__Problem requirements__.
Copy the lines holding the word "Comments", all of them.

__Stored rows__.
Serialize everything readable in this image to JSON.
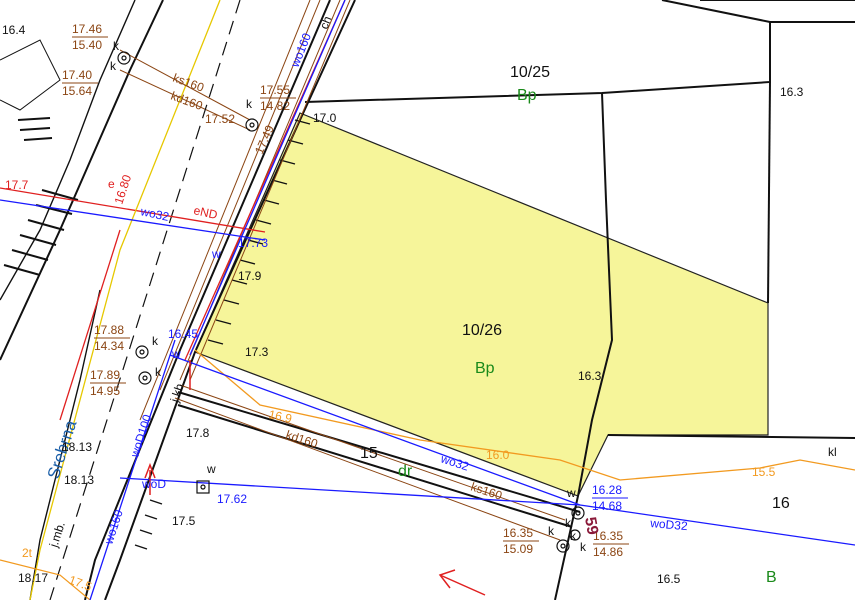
{
  "map": {
    "street": "Srebrna",
    "parcels": [
      {
        "id": "10/25",
        "use": "Bp"
      },
      {
        "id": "10/26",
        "use": "Bp"
      },
      {
        "id": "15",
        "use": "dr"
      },
      {
        "id": "16",
        "use": "B"
      }
    ],
    "highlight_color": "#f6f59a",
    "elevations": [
      "16.4",
      "17.0",
      "16.3",
      "17.52",
      "17.49",
      "17.9",
      "17.3",
      "16.3",
      "18.13",
      "18.13",
      "17.8",
      "17.5",
      "18.17",
      "16.5",
      "17.7"
    ],
    "level_pairs": [
      {
        "top": "17.46",
        "bottom": "15.40"
      },
      {
        "top": "17.40",
        "bottom": "15.64"
      },
      {
        "top": "17.55",
        "bottom": "14.82"
      },
      {
        "top": "17.88",
        "bottom": "14.34"
      },
      {
        "top": "17.89",
        "bottom": "14.95"
      },
      {
        "top": "16.28",
        "bottom": "14.68"
      },
      {
        "top": "16.35",
        "bottom": "15.09"
      },
      {
        "top": "16.35",
        "bottom": "14.86"
      }
    ],
    "utility_labels": {
      "ks160_a": "ks160",
      "kd160_a": "kd160",
      "ks160_b": "ks160",
      "kd160_b": "kd160",
      "wo160_a": "wo160",
      "wo160_b": "wo160",
      "woD100": "woD100",
      "wo32_a": "wo32",
      "wo32_b": "wo32",
      "woD": "woD",
      "woD32": "woD32",
      "eND": "eND",
      "ch": "ch",
      "jkb": "j.kb.",
      "jmb": "j.mb.",
      "e": "e",
      "w1": "w",
      "w2": "w",
      "w3": "w",
      "w4": "w",
      "k_marks": [
        "k",
        "k",
        "k",
        "k",
        "k",
        "k",
        "k",
        "k",
        "k"
      ],
      "kl": "kl",
      "number_59": "59",
      "wire_2t": "2t"
    },
    "blue_values": {
      "v1": "17.73",
      "v2": "16.45",
      "v3": "17.62"
    },
    "red_values": {
      "v1": "16.80"
    },
    "orange_values": {
      "v1": "16.9",
      "v2": "16.0",
      "v3": "15.5",
      "v4": "17.5"
    }
  }
}
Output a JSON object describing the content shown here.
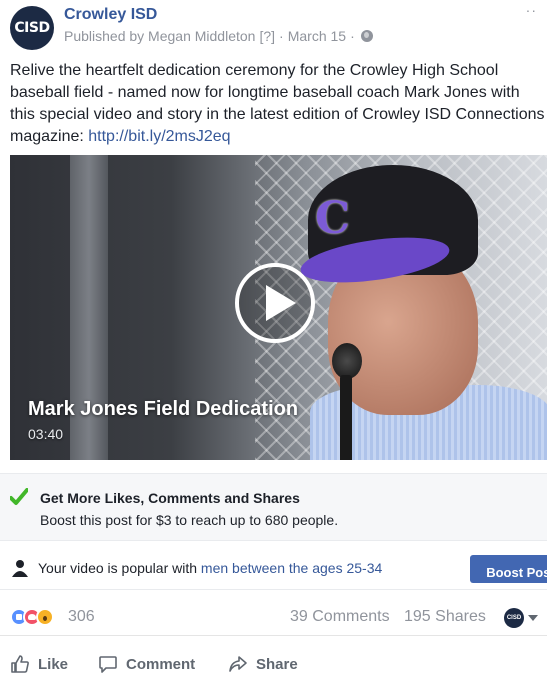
{
  "post": {
    "page_name": "Crowley ISD",
    "avatar_text": "CISD",
    "published_by": "Published by Megan Middleton",
    "help_marker": "[?]",
    "date": "March 15",
    "separator": "·",
    "more_icon": "more-dots-icon",
    "text_main": "Relive the heartfelt dedication ceremony for the Crowley High School baseball field - named now for longtime baseball coach Mark Jones with this special video and story in the latest edition of Crowley ISD Connections magazine: ",
    "text_link": "http://bit.ly/2msJ2eq"
  },
  "video": {
    "title": "Mark Jones Field Dedication",
    "duration": "03:40",
    "cap_letter": "C"
  },
  "boost_tip": {
    "title": "Get More Likes, Comments and Shares",
    "body": "Boost this post for $3 to reach up to 680 people."
  },
  "popular": {
    "text": "Your video is popular with ",
    "audience": "men between the ages 25-34",
    "button_label": "Boost Post"
  },
  "stats": {
    "reaction_count": "306",
    "comments": "39 Comments",
    "shares": "195 Shares",
    "avatar_text": "CISD"
  },
  "actions": {
    "like": "Like",
    "comment": "Comment",
    "share": "Share"
  },
  "colors": {
    "link": "#365899",
    "boost_button": "#4267b2",
    "like_reaction": "#5890ff",
    "love_reaction": "#f25268",
    "wow_reaction": "#f7b125",
    "check_green": "#42b72a"
  }
}
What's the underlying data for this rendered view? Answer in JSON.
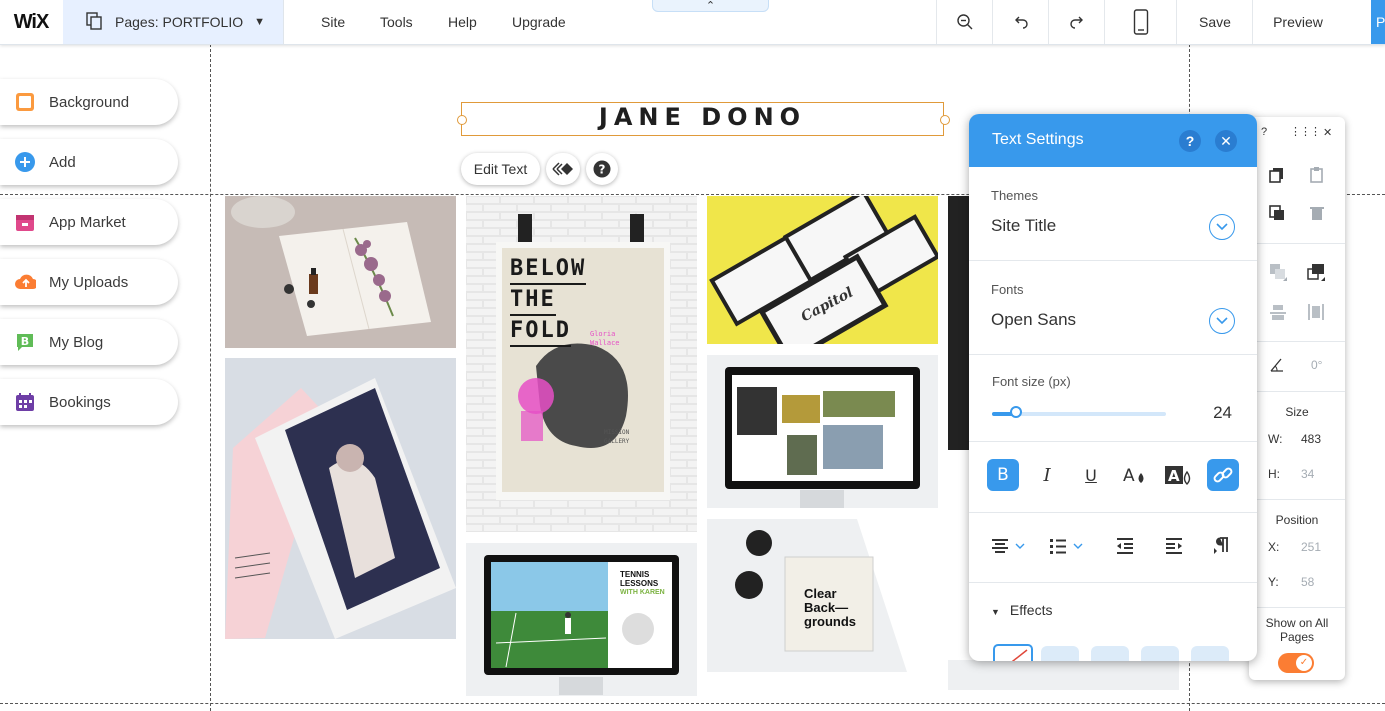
{
  "topbar": {
    "logo": "WiX",
    "pages_label": "Pages: PORTFOLIO",
    "menu": [
      "Site",
      "Tools",
      "Help",
      "Upgrade"
    ],
    "save": "Save",
    "preview": "Preview",
    "publish": "Pub"
  },
  "panel": {
    "items": [
      {
        "label": "Background",
        "icon": "background-icon",
        "color": "#fb9a3f"
      },
      {
        "label": "Add",
        "icon": "add-icon",
        "color": "#3899ec"
      },
      {
        "label": "App Market",
        "icon": "app-market-icon",
        "color": "#e0498b"
      },
      {
        "label": "My Uploads",
        "icon": "upload-icon",
        "color": "#fb7d33"
      },
      {
        "label": "My Blog",
        "icon": "blog-icon",
        "color": "#60bc57"
      },
      {
        "label": "Bookings",
        "icon": "bookings-icon",
        "color": "#6e3ea6"
      }
    ]
  },
  "canvas": {
    "site_title": "JANE DONO",
    "edit_text": "Edit Text",
    "images": {
      "poster_lines": [
        "BELOW",
        "THE",
        "FOLD"
      ],
      "poster_author": "Gloria Wallace",
      "poster_footer": "MISSION GALLERY",
      "card_brand": "Capitol",
      "tennis_title": "TENNIS LESSONS",
      "tennis_sub": "WITH KAREN",
      "cd_title": "Clear Back— grounds"
    }
  },
  "text_settings": {
    "title": "Text Settings",
    "themes_label": "Themes",
    "themes_value": "Site Title",
    "fonts_label": "Fonts",
    "fonts_value": "Open Sans",
    "size_label": "Font size (px)",
    "size_value": "24",
    "size_fraction": 0.14,
    "effects_label": "Effects"
  },
  "right_toolbar": {
    "rotation": "0°",
    "size_label": "Size",
    "w_label": "W:",
    "w_value": "483",
    "h_label": "H:",
    "h_value": "34",
    "position_label": "Position",
    "x_label": "X:",
    "x_value": "251",
    "y_label": "Y:",
    "y_value": "58",
    "show_all": "Show on All Pages"
  },
  "colors": {
    "accent": "#3899ec",
    "selection": "#e09a3a",
    "toggle": "#fb7d33"
  }
}
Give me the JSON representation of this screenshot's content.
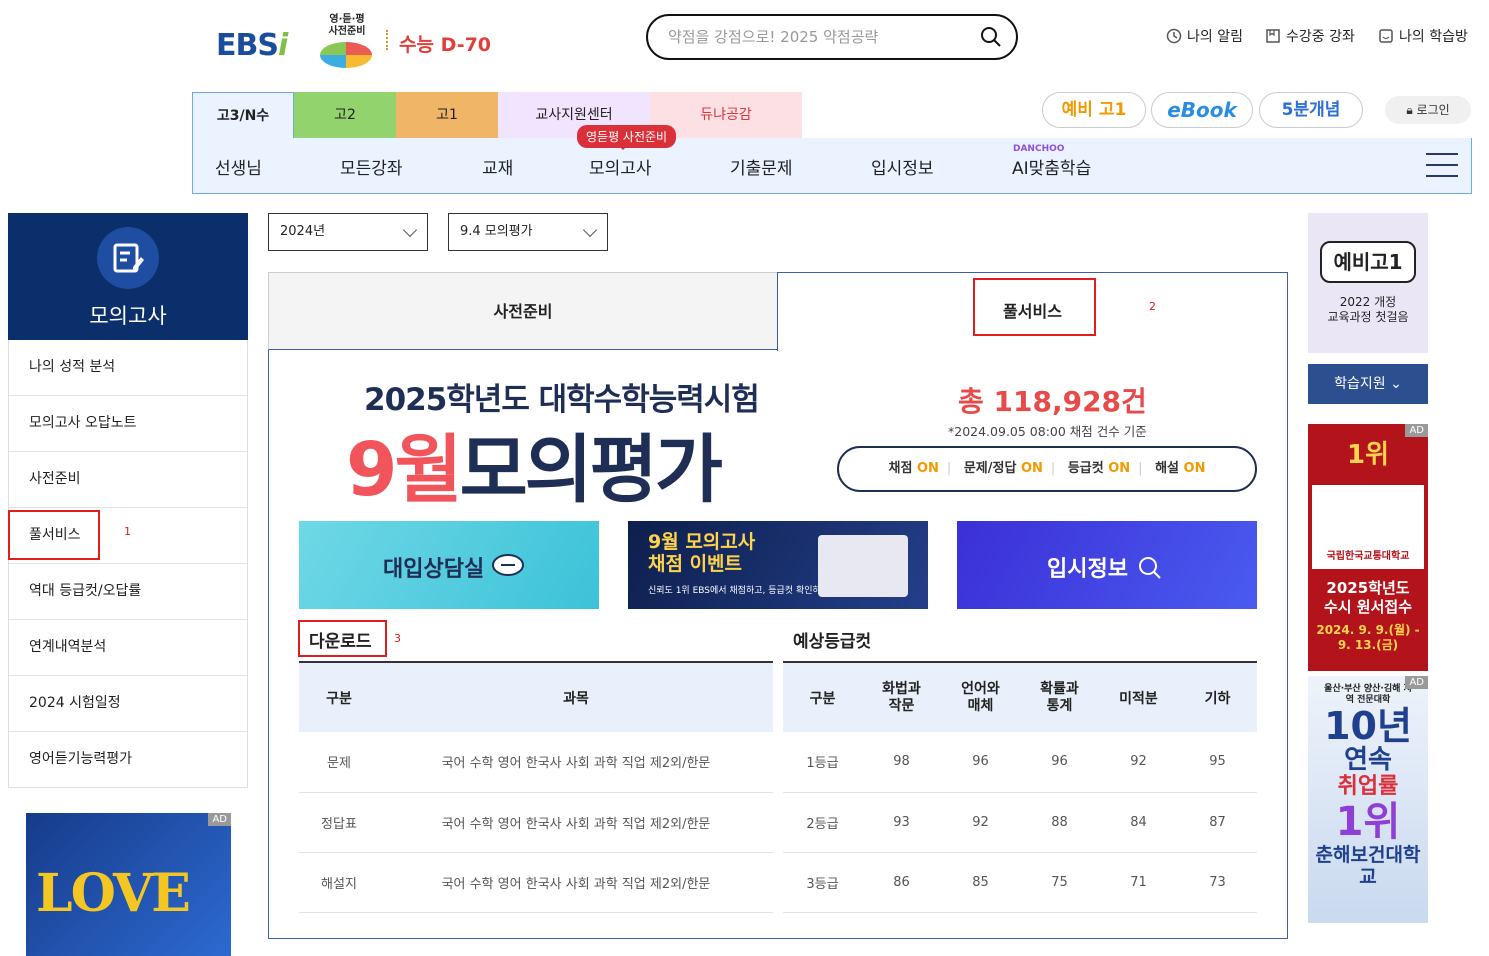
{
  "header": {
    "logo_text": "EBS",
    "logo_i": "i",
    "event_label_1": "영·듣·평",
    "event_label_2": "사전준비",
    "dday": "수능 D-70",
    "search_placeholder": "약점을 강점으로! 2025 약점공략",
    "util_links": [
      "나의 알림",
      "수강중 강좌",
      "나의 학습방"
    ]
  },
  "grade_tabs": [
    "고3/N수",
    "고2",
    "고1",
    "교사지원센터",
    "듀냐공감"
  ],
  "promo_pills": [
    "예비 고1",
    "eBook",
    "5분개념"
  ],
  "login_label": "로그인",
  "nav": {
    "items": [
      "선생님",
      "모든강좌",
      "교재",
      "모의고사",
      "기출문제",
      "입시정보",
      "AI맞춤학습"
    ],
    "mock_badge": "영듣평 사전준비",
    "ai_tag": "DANCHOO"
  },
  "sidebar": {
    "title": "모의고사",
    "items": [
      "나의 성적 분석",
      "모의고사 오답노트",
      "사전준비",
      "풀서비스",
      "역대 등급컷/오답률",
      "연계내역분석",
      "2024 시험일정",
      "영어듣기능력평가"
    ]
  },
  "selects": {
    "year": "2024년",
    "exam": "9.4 모의평가"
  },
  "tabs": {
    "prep": "사전준비",
    "full": "풀서비스"
  },
  "annotations": {
    "n1": "1",
    "n2": "2",
    "n3": "3"
  },
  "banner": {
    "subtitle": "2025학년도 대학수학능력시험",
    "title_red": "9월",
    "title_rest": "모의평가",
    "count": "총 118,928건",
    "count_note": "*2024.09.05 08:00 채점 건수 기준",
    "statuses": [
      {
        "label": "채점",
        "state": "ON"
      },
      {
        "label": "문제/정답",
        "state": "ON"
      },
      {
        "label": "등급컷",
        "state": "ON"
      },
      {
        "label": "해설",
        "state": "ON"
      }
    ]
  },
  "promo_banners": {
    "counsel": "대입상담실",
    "event_title_1": "9월 모의고사",
    "event_title_2": "채점 이벤트",
    "event_sub": "신뢰도 1위 EBS에서 채점하고, 등급컷 확인하자!",
    "admission": "입시정보"
  },
  "download": {
    "title": "다운로드",
    "headers": [
      "구분",
      "과목"
    ],
    "rows": [
      {
        "type": "문제",
        "subjects": "국어 수학 영어 한국사 사회 과학 직업 제2외/한문"
      },
      {
        "type": "정답표",
        "subjects": "국어 수학 영어 한국사 사회 과학 직업 제2외/한문"
      },
      {
        "type": "해설지",
        "subjects": "국어 수학 영어 한국사 사회 과학 직업 제2외/한문"
      }
    ]
  },
  "cutoff": {
    "title": "예상등급컷",
    "headers": [
      "구분",
      "화법과\n작문",
      "언어와\n매체",
      "확률과\n통계",
      "미적분",
      "기하"
    ],
    "rows": [
      [
        "1등급",
        "98",
        "96",
        "96",
        "92",
        "95"
      ],
      [
        "2등급",
        "93",
        "92",
        "88",
        "84",
        "87"
      ],
      [
        "3등급",
        "86",
        "85",
        "75",
        "71",
        "73"
      ]
    ]
  },
  "right_ads": {
    "ad1_bubble": "예비고1",
    "ad1_text_1": "2022 개정",
    "ad1_text_2": "교육과정 첫걸음",
    "learn_support": "학습지원",
    "ad_tag": "AD",
    "ad2_rank": "1위",
    "ad2_school": "국립한국교통대학교",
    "ad2_line1": "2025학년도",
    "ad2_line2": "수시 원서접수",
    "ad2_date": "2024. 9. 9.(월) - 9. 13.(금)",
    "ad3_region": "울산·부산 양산·김해 지역 전문대학",
    "ad3_years": "10년",
    "ad3_cont": "연속",
    "ad3_job": "취업률",
    "ad3_rank": "1위",
    "ad3_school": "춘해보건대학교"
  },
  "left_ad": {
    "love": "LOVE",
    "tag": "AD"
  }
}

__Response for this exercise__.
    "title": "Get More Likes, Comments and Shares",
    "comments": "39 Comments",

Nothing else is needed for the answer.